**THE TASK:**
Transcribe every entry word for word, leaving out all images.

++++++++++++++++++++

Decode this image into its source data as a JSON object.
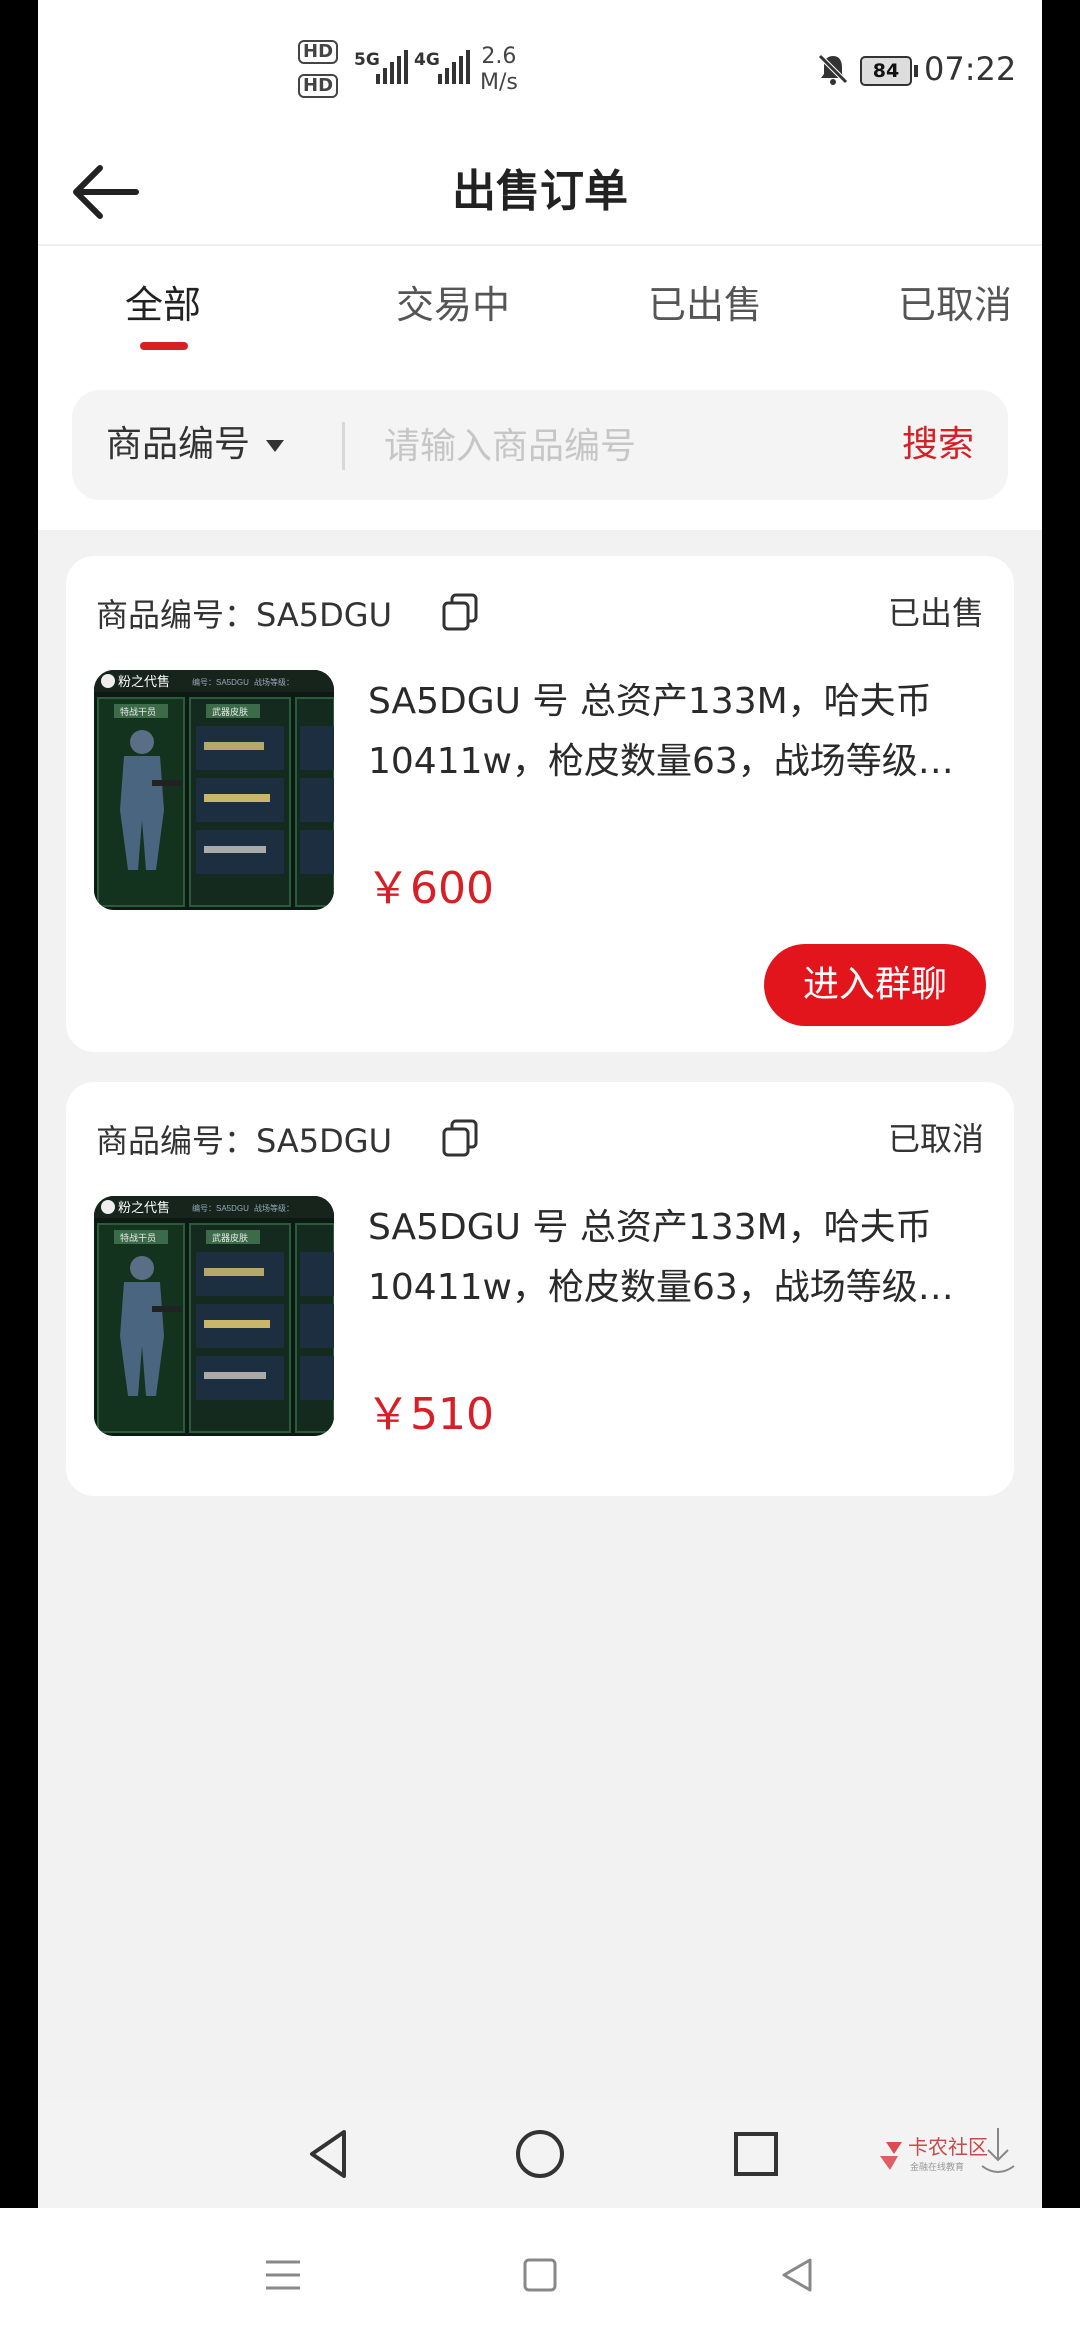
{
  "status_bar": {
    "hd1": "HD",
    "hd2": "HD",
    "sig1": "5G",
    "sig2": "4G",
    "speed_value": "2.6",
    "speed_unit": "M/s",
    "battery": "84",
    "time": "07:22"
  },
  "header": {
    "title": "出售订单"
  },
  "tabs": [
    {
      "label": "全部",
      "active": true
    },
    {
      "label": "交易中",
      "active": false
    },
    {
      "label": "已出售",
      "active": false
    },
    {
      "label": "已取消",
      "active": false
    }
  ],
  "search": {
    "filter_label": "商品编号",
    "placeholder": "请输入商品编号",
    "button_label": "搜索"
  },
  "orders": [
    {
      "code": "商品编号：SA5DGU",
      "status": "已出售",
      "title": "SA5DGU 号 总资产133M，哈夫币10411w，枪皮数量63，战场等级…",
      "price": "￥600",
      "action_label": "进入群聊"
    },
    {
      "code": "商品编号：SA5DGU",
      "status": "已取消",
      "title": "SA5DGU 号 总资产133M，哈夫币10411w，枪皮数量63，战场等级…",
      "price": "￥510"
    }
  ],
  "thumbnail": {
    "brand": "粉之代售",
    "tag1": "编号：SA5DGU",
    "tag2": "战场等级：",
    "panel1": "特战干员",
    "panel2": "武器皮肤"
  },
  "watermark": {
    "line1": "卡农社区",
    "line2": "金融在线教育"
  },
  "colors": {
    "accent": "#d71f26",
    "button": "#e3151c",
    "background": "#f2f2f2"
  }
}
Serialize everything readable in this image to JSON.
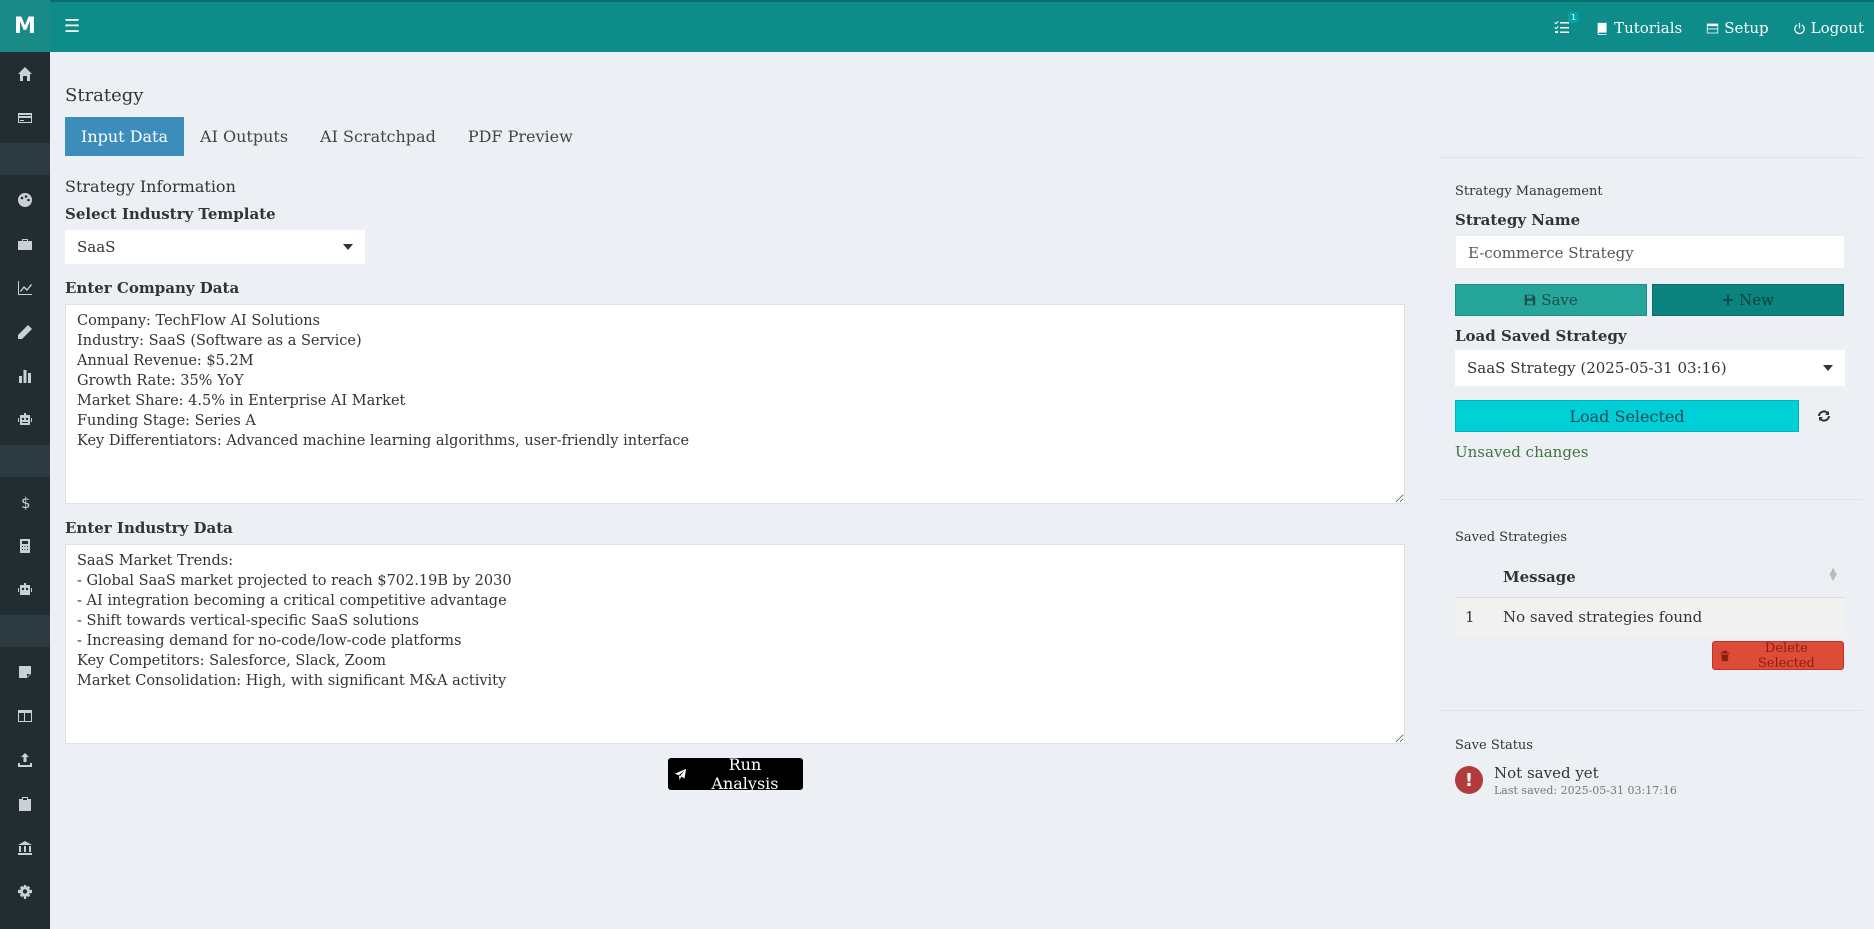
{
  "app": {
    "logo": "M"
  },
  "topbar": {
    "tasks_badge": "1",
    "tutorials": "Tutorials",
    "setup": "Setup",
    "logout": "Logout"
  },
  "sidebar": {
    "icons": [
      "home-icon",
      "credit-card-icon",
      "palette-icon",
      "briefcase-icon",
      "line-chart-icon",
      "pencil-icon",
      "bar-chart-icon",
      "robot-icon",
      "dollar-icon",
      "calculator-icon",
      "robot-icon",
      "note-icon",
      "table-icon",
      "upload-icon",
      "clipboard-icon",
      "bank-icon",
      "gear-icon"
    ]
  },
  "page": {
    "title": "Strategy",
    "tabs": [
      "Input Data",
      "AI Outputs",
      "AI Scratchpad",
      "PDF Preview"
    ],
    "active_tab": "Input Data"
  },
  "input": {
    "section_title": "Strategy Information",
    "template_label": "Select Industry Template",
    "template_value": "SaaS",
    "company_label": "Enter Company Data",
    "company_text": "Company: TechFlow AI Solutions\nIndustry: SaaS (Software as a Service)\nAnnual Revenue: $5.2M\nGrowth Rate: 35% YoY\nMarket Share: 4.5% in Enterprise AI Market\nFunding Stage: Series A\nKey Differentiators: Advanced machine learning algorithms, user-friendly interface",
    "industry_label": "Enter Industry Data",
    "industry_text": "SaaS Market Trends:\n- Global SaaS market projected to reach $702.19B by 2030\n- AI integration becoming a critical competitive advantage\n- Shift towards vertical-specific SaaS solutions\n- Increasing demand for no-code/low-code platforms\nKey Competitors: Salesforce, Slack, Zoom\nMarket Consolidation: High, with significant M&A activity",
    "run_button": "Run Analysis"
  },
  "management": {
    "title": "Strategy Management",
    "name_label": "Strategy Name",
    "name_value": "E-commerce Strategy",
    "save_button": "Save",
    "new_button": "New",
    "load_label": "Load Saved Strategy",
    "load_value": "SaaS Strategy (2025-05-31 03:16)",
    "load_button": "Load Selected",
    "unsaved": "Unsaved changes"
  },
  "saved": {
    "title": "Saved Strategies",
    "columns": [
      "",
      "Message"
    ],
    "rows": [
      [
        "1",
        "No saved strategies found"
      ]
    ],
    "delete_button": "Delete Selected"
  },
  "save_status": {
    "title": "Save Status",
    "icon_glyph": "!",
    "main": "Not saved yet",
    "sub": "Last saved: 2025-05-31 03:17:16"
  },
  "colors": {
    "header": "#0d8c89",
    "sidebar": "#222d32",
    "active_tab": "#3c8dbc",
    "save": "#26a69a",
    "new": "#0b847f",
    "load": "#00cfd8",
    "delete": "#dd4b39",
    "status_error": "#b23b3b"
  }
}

++++++++++++++++++++

**SOLUTION FOR THIS PROBLEM:**
Decode this image into its source data as a JSON object.
{
  "status_bar": {
    "hd1": "HD",
    "hd2": "HD",
    "sig1": "5G",
    "sig2": "4G",
    "speed_value": "2.6",
    "speed_unit": "M/s",
    "battery": "84",
    "time": "07:22"
  },
  "header": {
    "title": "出售订单"
  },
  "tabs": [
    {
      "label": "全部",
      "active": true
    },
    {
      "label": "交易中",
      "active": false
    },
    {
      "label": "已出售",
      "active": false
    },
    {
      "label": "已取消",
      "active": false
    }
  ],
  "search": {
    "filter_label": "商品编号",
    "placeholder": "请输入商品编号",
    "button_label": "搜索"
  },
  "orders": [
    {
      "code": "商品编号：SA5DGU",
      "status": "已出售",
      "title": "SA5DGU 号 总资产133M，哈夫币10411w，枪皮数量63，战场等级…",
      "price": "￥600",
      "action_label": "进入群聊"
    },
    {
      "code": "商品编号：SA5DGU",
      "status": "已取消",
      "title": "SA5DGU 号 总资产133M，哈夫币10411w，枪皮数量63，战场等级…",
      "price": "￥510"
    }
  ],
  "thumbnail": {
    "brand": "粉之代售",
    "tag1": "编号：SA5DGU",
    "tag2": "战场等级：",
    "panel1": "特战干员",
    "panel2": "武器皮肤"
  },
  "watermark": {
    "line1": "卡农社区",
    "line2": "金融在线教育"
  },
  "colors": {
    "accent": "#d71f26",
    "button": "#e3151c",
    "background": "#f2f2f2"
  }
}
Serialize everything readable in this image to JSON.
{
  "app": {
    "logo": "M"
  },
  "topbar": {
    "tasks_badge": "1",
    "tutorials": "Tutorials",
    "setup": "Setup",
    "logout": "Logout"
  },
  "sidebar": {
    "icons": [
      "home-icon",
      "credit-card-icon",
      "palette-icon",
      "briefcase-icon",
      "line-chart-icon",
      "pencil-icon",
      "bar-chart-icon",
      "robot-icon",
      "dollar-icon",
      "calculator-icon",
      "robot-icon",
      "note-icon",
      "table-icon",
      "upload-icon",
      "clipboard-icon",
      "bank-icon",
      "gear-icon"
    ]
  },
  "page": {
    "title": "Strategy",
    "tabs": [
      "Input Data",
      "AI Outputs",
      "AI Scratchpad",
      "PDF Preview"
    ],
    "active_tab": "Input Data"
  },
  "input": {
    "section_title": "Strategy Information",
    "template_label": "Select Industry Template",
    "template_value": "SaaS",
    "company_label": "Enter Company Data",
    "company_text": "Company: TechFlow AI Solutions\nIndustry: SaaS (Software as a Service)\nAnnual Revenue: $5.2M\nGrowth Rate: 35% YoY\nMarket Share: 4.5% in Enterprise AI Market\nFunding Stage: Series A\nKey Differentiators: Advanced machine learning algorithms, user-friendly interface",
    "industry_label": "Enter Industry Data",
    "industry_text": "SaaS Market Trends:\n- Global SaaS market projected to reach $702.19B by 2030\n- AI integration becoming a critical competitive advantage\n- Shift towards vertical-specific SaaS solutions\n- Increasing demand for no-code/low-code platforms\nKey Competitors: Salesforce, Slack, Zoom\nMarket Consolidation: High, with significant M&A activity",
    "run_button": "Run Analysis"
  },
  "management": {
    "title": "Strategy Management",
    "name_label": "Strategy Name",
    "name_value": "E-commerce Strategy",
    "save_button": "Save",
    "new_button": "New",
    "load_label": "Load Saved Strategy",
    "load_value": "SaaS Strategy (2025-05-31 03:16)",
    "load_button": "Load Selected",
    "unsaved": "Unsaved changes"
  },
  "saved": {
    "title": "Saved Strategies",
    "columns": [
      "",
      "Message"
    ],
    "rows": [
      [
        "1",
        "No saved strategies found"
      ]
    ],
    "delete_button": "Delete Selected"
  },
  "save_status": {
    "title": "Save Status",
    "icon_glyph": "!",
    "main": "Not saved yet",
    "sub": "Last saved: 2025-05-31 03:17:16"
  },
  "colors": {
    "header": "#0d8c89",
    "sidebar": "#222d32",
    "active_tab": "#3c8dbc",
    "save": "#26a69a",
    "new": "#0b847f",
    "load": "#00cfd8",
    "delete": "#dd4b39",
    "status_error": "#b23b3b"
  }
}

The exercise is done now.